Task directions:
Extract the listing in its entirety, keeping each line identical to the original.

Available data:
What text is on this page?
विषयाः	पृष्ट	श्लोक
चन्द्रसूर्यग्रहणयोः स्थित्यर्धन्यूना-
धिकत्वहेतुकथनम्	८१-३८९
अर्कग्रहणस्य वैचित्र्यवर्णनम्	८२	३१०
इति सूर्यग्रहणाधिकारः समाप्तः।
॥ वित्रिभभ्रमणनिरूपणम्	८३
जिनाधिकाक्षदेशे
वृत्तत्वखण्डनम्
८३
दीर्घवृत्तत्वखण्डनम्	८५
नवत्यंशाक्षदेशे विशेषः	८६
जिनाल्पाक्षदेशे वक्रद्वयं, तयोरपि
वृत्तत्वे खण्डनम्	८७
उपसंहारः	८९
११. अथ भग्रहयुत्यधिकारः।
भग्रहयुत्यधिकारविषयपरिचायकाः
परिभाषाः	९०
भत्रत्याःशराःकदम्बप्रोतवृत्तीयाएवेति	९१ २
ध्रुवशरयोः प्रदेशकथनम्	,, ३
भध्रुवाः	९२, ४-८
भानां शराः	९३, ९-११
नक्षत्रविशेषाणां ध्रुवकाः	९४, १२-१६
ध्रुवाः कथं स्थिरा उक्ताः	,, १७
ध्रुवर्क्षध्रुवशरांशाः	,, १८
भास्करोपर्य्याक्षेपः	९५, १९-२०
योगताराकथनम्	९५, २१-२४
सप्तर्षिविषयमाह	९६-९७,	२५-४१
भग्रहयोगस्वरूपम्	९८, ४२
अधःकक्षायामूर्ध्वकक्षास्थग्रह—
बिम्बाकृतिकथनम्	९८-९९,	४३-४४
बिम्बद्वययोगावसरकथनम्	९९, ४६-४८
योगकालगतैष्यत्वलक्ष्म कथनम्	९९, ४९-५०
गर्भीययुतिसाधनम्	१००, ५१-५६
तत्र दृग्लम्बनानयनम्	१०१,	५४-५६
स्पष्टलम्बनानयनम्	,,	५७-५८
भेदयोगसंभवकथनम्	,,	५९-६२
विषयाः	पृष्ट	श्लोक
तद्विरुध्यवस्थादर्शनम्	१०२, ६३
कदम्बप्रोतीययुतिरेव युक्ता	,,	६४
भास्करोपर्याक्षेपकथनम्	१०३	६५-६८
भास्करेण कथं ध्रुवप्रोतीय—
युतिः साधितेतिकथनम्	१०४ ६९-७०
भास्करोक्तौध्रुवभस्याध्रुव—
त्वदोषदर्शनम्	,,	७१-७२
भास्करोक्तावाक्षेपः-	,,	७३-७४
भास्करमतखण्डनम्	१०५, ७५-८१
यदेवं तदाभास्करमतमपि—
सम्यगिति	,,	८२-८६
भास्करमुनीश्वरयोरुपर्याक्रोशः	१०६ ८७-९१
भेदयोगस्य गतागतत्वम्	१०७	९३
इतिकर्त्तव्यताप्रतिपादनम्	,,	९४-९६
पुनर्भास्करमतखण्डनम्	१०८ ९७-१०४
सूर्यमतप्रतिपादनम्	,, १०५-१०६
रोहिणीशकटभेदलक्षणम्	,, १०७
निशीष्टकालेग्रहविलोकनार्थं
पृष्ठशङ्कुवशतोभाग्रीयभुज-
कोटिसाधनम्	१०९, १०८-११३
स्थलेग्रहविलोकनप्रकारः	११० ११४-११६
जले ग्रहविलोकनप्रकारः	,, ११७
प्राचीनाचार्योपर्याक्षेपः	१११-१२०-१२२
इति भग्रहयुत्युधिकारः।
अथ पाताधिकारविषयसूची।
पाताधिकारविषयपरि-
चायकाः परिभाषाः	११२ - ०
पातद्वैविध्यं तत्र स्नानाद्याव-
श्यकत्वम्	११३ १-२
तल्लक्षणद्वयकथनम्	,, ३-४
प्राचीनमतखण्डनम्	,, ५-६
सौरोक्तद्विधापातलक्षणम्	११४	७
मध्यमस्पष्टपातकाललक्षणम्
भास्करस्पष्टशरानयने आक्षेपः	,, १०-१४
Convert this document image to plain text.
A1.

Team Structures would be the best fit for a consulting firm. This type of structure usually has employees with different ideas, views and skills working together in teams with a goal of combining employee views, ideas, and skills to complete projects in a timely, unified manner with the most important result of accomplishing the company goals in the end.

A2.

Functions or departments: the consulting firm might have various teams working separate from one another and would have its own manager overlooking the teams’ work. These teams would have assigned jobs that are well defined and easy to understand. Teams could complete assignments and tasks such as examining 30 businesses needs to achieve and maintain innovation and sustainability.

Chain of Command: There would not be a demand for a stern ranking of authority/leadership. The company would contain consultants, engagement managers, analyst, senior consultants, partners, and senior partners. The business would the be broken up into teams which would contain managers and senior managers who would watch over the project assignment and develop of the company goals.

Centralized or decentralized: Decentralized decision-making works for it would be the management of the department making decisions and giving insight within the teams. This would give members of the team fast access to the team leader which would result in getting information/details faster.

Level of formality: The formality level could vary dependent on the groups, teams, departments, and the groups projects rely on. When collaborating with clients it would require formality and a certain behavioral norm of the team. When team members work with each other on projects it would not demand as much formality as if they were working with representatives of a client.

Output of the task:
What text is on this page?
विषयाः	पृष्ट	श्लोक
चन्द्रसूर्यग्रहणयोः स्थित्यर्धन्यूना-
धिकत्वहेतुकथनम्	८१-३८९
अर्कग्रहणस्य वैचित्र्यवर्णनम्	८२	३१०
इति सूर्यग्रहणाधिकारः समाप्तः।
॥ वित्रिभभ्रमणनिरूपणम्	८३
जिनाधिकाक्षदेशे
वृत्तत्वखण्डनम्
८३
दीर्घवृत्तत्वखण्डनम्	८५
नवत्यंशाक्षदेशे विशेषः	८६
जिनाल्पाक्षदेशे वक्रद्वयं, तयोरपि
वृत्तत्वे खण्डनम्	८७
उपसंहारः	८९
११. अथ भग्रहयुत्यधिकारः।
भग्रहयुत्यधिकारविषयपरिचायकाः
परिभाषाः	९०
भत्रत्याःशराःकदम्बप्रोतवृत्तीयाएवेति	९१ २
ध्रुवशरयोः प्रदेशकथनम्	,, ३
भध्रुवाः	९२, ४-८
भानां शराः	९३, ९-११
नक्षत्रविशेषाणां ध्रुवकाः	९४, १२-१६
ध्रुवाः कथं स्थिरा उक्ताः	,, १७
ध्रुवर्क्षध्रुवशरांशाः	,, १८
भास्करोपर्य्याक्षेपः	९५, १९-२०
योगताराकथनम्	९५, २१-२४
सप्तर्षिविषयमाह	९६-९७,	२५-४१
भग्रहयोगस्वरूपम्	९८, ४२
अधःकक्षायामूर्ध्वकक्षास्थग्रह—
बिम्बाकृतिकथनम्	९८-९९,	४३-४४
बिम्बद्वययोगावसरकथनम्	९९, ४६-४८
योगकालगतैष्यत्वलक्ष्म कथनम्	९९, ४९-५०
गर्भीययुतिसाधनम्	१००, ५१-५६
तत्र दृग्लम्बनानयनम्	१०१,	५४-५६
स्पष्टलम्बनानयनम्	,,	५७-५८
भेदयोगसंभवकथनम्	,,	५९-६२
विषयाः	पृष्ट	श्लोक
तद्विरुध्यवस्थादर्शनम्	१०२, ६३
कदम्बप्रोतीययुतिरेव युक्ता	,,	६४
भास्करोपर्याक्षेपकथनम्	१०३	६५-६८
भास्करेण कथं ध्रुवप्रोतीय—
युतिः साधितेतिकथनम्	१०४ ६९-७०
भास्करोक्तौध्रुवभस्याध्रुव—
त्वदोषदर्शनम्	,,	७१-७२
भास्करोक्तावाक्षेपः-	,,	७३-७४
भास्करमतखण्डनम्	१०५, ७५-८१
यदेवं तदाभास्करमतमपि—
सम्यगिति	,,	८२-८६
भास्करमुनीश्वरयोरुपर्याक्रोशः	१०६ ८७-९१
भेदयोगस्य गतागतत्वम्	१०७	९३
इतिकर्त्तव्यताप्रतिपादनम्	,,	९४-९६
पुनर्भास्करमतखण्डनम्	१०८ ९७-१०४
सूर्यमतप्रतिपादनम्	,, १०५-१०६
रोहिणीशकटभेदलक्षणम्	,, १०७
निशीष्टकालेग्रहविलोकनार्थं
पृष्ठशङ्कुवशतोभाग्रीयभुज-
कोटिसाधनम्	१०९, १०८-११३
स्थलेग्रहविलोकनप्रकारः	११० ११४-११६
जले ग्रहविलोकनप्रकारः	,, ११७
प्राचीनाचार्योपर्याक्षेपः	१११-१२०-१२२
इति भग्रहयुत्युधिकारः।
अथ पाताधिकारविषयसूची।
पाताधिकारविषयपरि-
चायकाः परिभाषाः	११२ - ०
पातद्वैविध्यं तत्र स्नानाद्याव-
श्यकत्वम्	११३ १-२
तल्लक्षणद्वयकथनम्	,, ३-४
प्राचीनमतखण्डनम्	,, ५-६
सौरोक्तद्विधापातलक्षणम्	११४	७
मध्यमस्पष्टपातकाललक्षणम्
भास्करस्पष्टशरानयने आक्षेपः	,, १०-१४
Convert this document image to plain text.
A1.

Team Structures would be the best fit for a consulting firm. This type of structure usually has employees with different ideas, views and skills working together in teams with a goal of combining employee views, ideas, and skills to complete projects in a timely, unified manner with the most important result of accomplishing the company goals in the end.

A2.

Functions or departments: the consulting firm might have various teams working separate from one another and would have its own manager overlooking the teams’ work. These teams would have assigned jobs that are well defined and easy to understand. Teams could complete assignments and tasks such as examining 30 businesses needs to achieve and maintain innovation and sustainability.

Chain of Command: There would not be a demand for a stern ranking of authority/leadership. The company would contain consultants, engagement managers, analyst, senior consultants, partners, and senior partners. The business would the be broken up into teams which would contain managers and senior managers who would watch over the project assignment and develop of the company goals.

Centralized or decentralized: Decentralized decision-making works for it would be the management of the department making decisions and giving insight within the teams. This would give members of the team fast access to the team leader which would result in getting information/details faster.

Level of formality: The formality level could vary dependent on the groups, teams, departments, and the groups projects rely on. When collaborating with clients it would require formality and a certain behavioral norm of the team. When team members work with each other on projects it would not demand as much formality as if they were working with representatives of a client.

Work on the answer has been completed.